##### Provided data #####

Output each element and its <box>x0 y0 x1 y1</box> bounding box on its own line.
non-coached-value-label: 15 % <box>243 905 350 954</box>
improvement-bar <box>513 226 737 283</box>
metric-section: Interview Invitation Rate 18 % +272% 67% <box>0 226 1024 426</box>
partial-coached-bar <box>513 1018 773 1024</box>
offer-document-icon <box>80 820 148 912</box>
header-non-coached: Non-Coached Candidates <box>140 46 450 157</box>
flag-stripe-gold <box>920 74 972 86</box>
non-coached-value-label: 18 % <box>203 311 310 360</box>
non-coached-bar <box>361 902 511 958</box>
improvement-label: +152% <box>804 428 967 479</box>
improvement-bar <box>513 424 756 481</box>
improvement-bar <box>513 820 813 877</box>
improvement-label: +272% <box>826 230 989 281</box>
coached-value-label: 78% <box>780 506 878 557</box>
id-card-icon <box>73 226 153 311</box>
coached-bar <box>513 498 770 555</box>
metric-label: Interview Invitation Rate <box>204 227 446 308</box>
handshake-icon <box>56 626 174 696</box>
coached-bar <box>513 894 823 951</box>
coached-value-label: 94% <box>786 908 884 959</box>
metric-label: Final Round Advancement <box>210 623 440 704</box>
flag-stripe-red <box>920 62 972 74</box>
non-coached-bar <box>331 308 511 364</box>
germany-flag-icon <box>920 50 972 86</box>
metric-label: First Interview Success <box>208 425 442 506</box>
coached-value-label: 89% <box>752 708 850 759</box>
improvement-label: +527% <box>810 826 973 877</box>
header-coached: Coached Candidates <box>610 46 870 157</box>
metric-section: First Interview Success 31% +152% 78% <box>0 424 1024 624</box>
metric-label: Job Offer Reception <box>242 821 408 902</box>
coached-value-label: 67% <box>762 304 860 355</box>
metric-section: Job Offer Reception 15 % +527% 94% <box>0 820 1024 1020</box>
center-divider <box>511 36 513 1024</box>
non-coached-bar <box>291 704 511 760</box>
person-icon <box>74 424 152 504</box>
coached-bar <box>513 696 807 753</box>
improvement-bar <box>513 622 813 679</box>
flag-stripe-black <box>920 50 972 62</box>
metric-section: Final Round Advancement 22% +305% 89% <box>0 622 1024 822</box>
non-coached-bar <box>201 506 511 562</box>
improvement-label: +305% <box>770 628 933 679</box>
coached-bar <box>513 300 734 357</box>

#####

Please quote every line of the records above, character for character, with no changes.

• [Output of the exercise]:
Output each element and its <box>x0 y0 x1 y1</box> bounding box on its own line.
non-coached-value-label: 15 % <box>243 905 350 954</box>
improvement-bar <box>513 226 737 283</box>
metric-section: Interview Invitation Rate 18 % +272% 67% <box>0 226 1024 426</box>
partial-coached-bar <box>513 1018 773 1024</box>
offer-document-icon <box>80 820 148 912</box>
header-non-coached: Non-Coached Candidates <box>140 46 450 157</box>
flag-stripe-gold <box>920 74 972 86</box>
non-coached-value-label: 18 % <box>203 311 310 360</box>
non-coached-bar <box>361 902 511 958</box>
improvement-label: +152% <box>804 428 967 479</box>
improvement-bar <box>513 424 756 481</box>
improvement-bar <box>513 820 813 877</box>
improvement-label: +272% <box>826 230 989 281</box>
coached-value-label: 78% <box>780 506 878 557</box>
id-card-icon <box>73 226 153 311</box>
coached-bar <box>513 498 770 555</box>
metric-label: Interview Invitation Rate <box>204 227 446 308</box>
handshake-icon <box>56 626 174 696</box>
coached-bar <box>513 894 823 951</box>
coached-value-label: 94% <box>786 908 884 959</box>
metric-label: Final Round Advancement <box>210 623 440 704</box>
flag-stripe-red <box>920 62 972 74</box>
non-coached-bar <box>331 308 511 364</box>
germany-flag-icon <box>920 50 972 86</box>
metric-label: First Interview Success <box>208 425 442 506</box>
coached-value-label: 89% <box>752 708 850 759</box>
improvement-label: +527% <box>810 826 973 877</box>
header-coached: Coached Candidates <box>610 46 870 157</box>
metric-section: First Interview Success 31% +152% 78% <box>0 424 1024 624</box>
metric-label: Job Offer Reception <box>242 821 408 902</box>
coached-value-label: 67% <box>762 304 860 355</box>
metric-section: Job Offer Reception 15 % +527% 94% <box>0 820 1024 1020</box>
center-divider <box>511 36 513 1024</box>
non-coached-bar <box>291 704 511 760</box>
person-icon <box>74 424 152 504</box>
coached-bar <box>513 696 807 753</box>
improvement-bar <box>513 622 813 679</box>
flag-stripe-black <box>920 50 972 62</box>
metric-section: Final Round Advancement 22% +305% 89% <box>0 622 1024 822</box>
non-coached-bar <box>201 506 511 562</box>
improvement-label: +305% <box>770 628 933 679</box>
coached-bar <box>513 300 734 357</box>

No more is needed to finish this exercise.